Dataset rows:
(begin)

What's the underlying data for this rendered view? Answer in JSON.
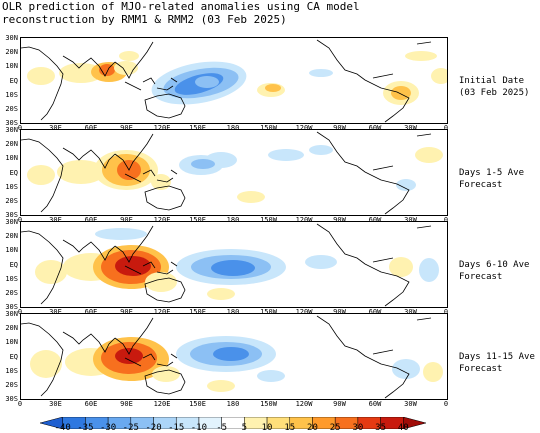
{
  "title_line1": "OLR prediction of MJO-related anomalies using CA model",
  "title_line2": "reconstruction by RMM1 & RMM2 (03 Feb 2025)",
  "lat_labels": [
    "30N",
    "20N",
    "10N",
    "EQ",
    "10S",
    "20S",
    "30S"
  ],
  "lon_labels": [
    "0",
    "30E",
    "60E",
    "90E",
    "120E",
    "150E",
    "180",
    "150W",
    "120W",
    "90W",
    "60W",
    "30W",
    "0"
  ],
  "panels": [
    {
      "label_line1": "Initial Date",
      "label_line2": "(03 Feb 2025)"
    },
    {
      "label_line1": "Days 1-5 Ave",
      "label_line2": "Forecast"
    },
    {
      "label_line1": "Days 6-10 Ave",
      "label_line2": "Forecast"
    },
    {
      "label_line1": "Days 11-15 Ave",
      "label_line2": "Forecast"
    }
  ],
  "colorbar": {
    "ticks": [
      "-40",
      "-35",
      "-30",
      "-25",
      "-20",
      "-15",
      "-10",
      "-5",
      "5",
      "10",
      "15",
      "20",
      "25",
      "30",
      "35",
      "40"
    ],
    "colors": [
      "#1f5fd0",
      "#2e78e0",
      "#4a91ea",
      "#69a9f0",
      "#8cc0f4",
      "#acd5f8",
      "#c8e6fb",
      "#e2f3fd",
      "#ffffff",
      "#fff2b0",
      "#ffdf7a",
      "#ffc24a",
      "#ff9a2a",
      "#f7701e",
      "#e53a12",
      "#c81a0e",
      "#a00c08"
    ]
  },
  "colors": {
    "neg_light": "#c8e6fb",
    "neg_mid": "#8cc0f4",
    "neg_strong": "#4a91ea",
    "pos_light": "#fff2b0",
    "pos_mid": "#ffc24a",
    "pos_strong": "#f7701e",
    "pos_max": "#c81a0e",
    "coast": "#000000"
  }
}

(end)
(begin)

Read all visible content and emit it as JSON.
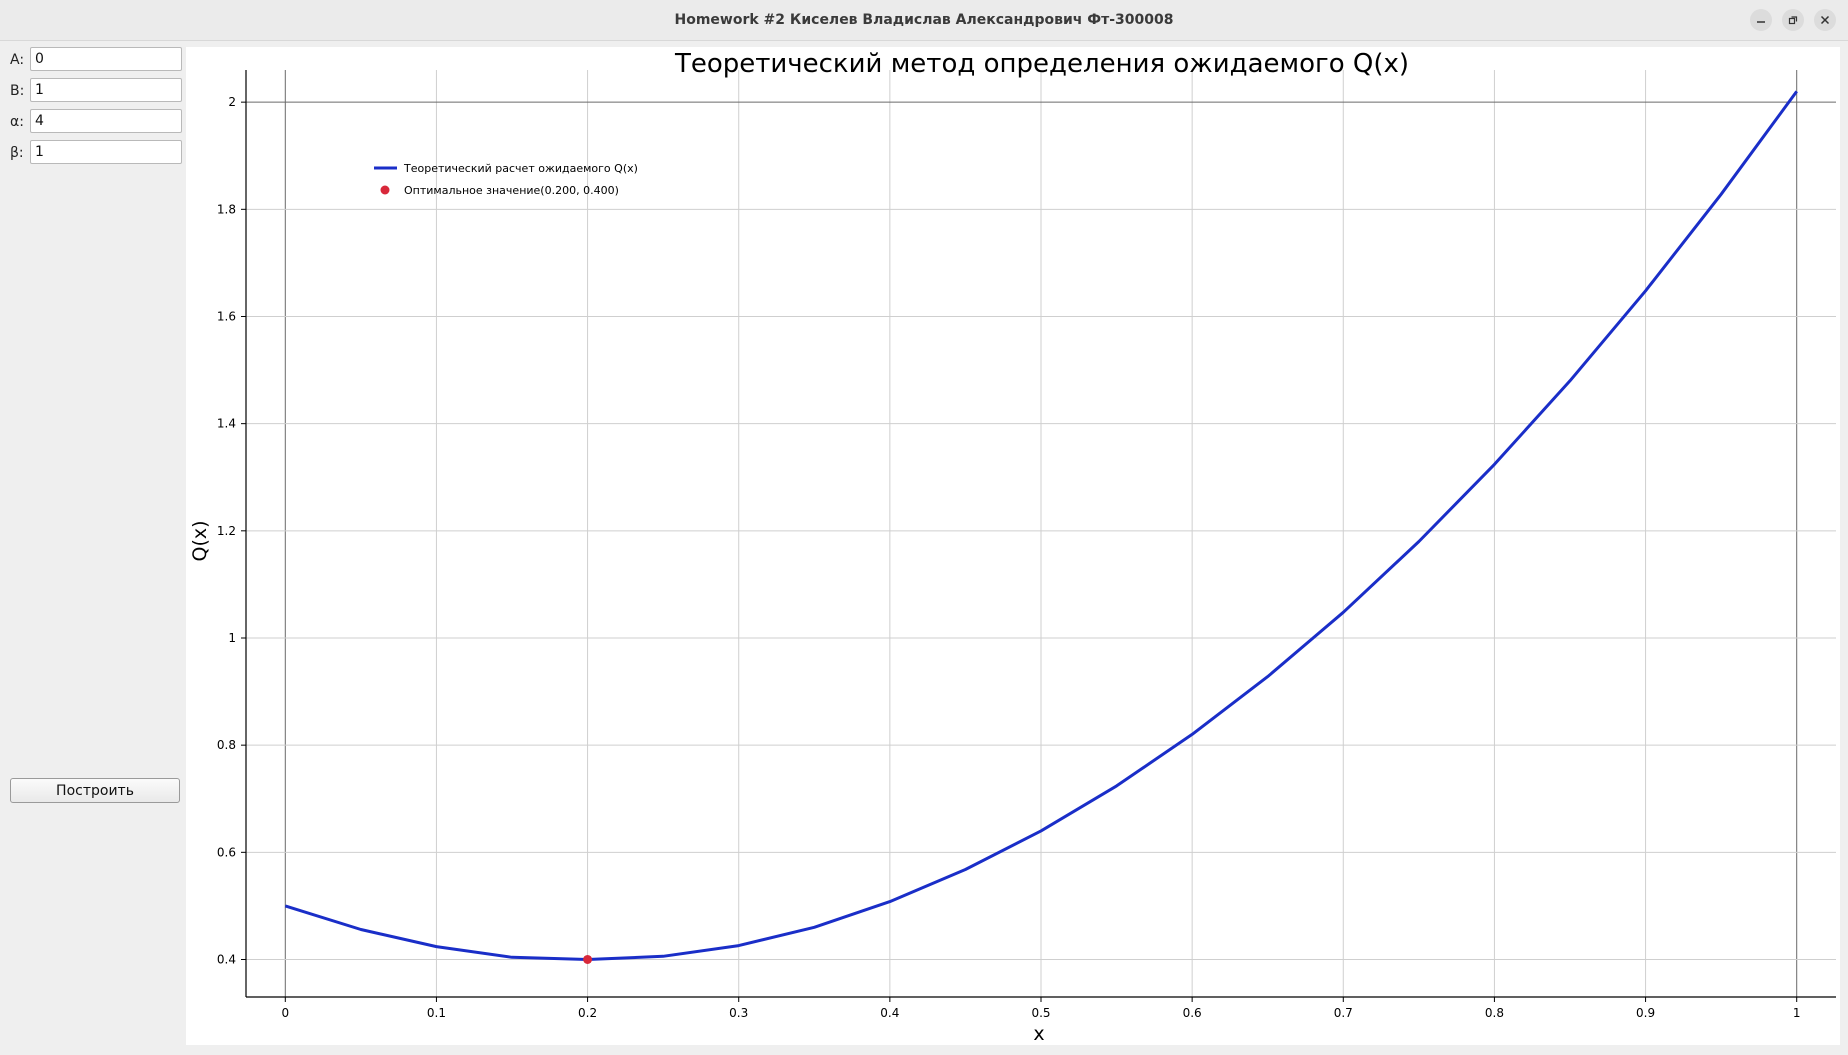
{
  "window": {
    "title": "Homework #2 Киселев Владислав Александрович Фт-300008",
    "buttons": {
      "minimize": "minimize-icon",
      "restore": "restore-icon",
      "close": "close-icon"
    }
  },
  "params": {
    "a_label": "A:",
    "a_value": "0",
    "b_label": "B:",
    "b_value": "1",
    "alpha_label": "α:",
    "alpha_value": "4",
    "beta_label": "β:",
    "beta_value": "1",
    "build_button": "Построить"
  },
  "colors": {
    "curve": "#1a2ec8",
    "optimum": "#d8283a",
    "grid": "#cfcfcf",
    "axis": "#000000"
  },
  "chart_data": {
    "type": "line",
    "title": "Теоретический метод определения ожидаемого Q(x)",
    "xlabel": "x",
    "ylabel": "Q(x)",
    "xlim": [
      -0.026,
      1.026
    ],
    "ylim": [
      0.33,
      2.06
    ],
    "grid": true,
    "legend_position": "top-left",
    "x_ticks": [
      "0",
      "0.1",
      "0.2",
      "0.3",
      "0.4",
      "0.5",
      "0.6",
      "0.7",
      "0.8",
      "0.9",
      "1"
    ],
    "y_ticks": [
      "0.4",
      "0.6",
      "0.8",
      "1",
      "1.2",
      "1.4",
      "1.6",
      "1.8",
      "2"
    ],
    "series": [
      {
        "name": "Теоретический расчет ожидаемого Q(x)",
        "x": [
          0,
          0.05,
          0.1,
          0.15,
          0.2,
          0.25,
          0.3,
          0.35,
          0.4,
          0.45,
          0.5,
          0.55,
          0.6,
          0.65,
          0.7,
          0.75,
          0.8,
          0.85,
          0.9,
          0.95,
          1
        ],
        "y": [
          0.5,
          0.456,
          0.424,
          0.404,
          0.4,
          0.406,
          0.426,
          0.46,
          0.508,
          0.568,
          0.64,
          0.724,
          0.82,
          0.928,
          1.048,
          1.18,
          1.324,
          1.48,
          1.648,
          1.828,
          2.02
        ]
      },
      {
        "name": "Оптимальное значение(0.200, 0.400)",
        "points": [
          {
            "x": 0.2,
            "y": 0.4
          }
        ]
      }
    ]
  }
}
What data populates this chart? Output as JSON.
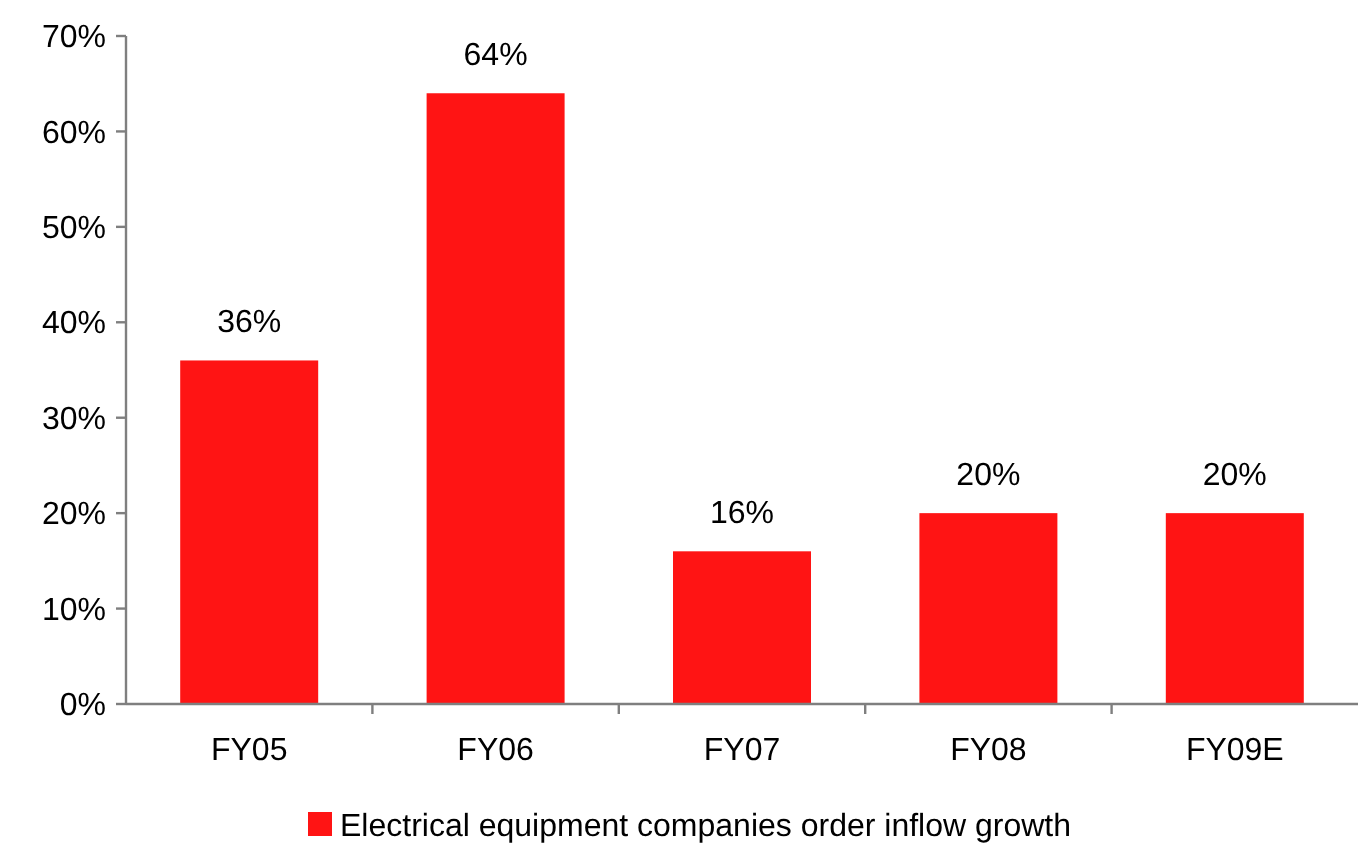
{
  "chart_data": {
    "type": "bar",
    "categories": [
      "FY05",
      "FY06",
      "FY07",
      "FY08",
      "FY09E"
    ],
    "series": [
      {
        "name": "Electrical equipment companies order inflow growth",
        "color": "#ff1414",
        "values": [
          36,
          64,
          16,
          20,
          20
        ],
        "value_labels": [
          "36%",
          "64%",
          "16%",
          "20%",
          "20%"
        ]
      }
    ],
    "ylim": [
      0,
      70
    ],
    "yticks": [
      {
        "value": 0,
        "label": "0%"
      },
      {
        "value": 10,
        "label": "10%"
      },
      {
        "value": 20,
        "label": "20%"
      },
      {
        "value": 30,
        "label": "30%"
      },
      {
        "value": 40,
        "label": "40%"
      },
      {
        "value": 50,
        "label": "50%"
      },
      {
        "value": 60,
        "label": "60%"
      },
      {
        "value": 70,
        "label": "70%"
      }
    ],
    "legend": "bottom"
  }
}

(end)

Determine the number of lines where the string "JSON" occurs, and give that number only.

The solution:
3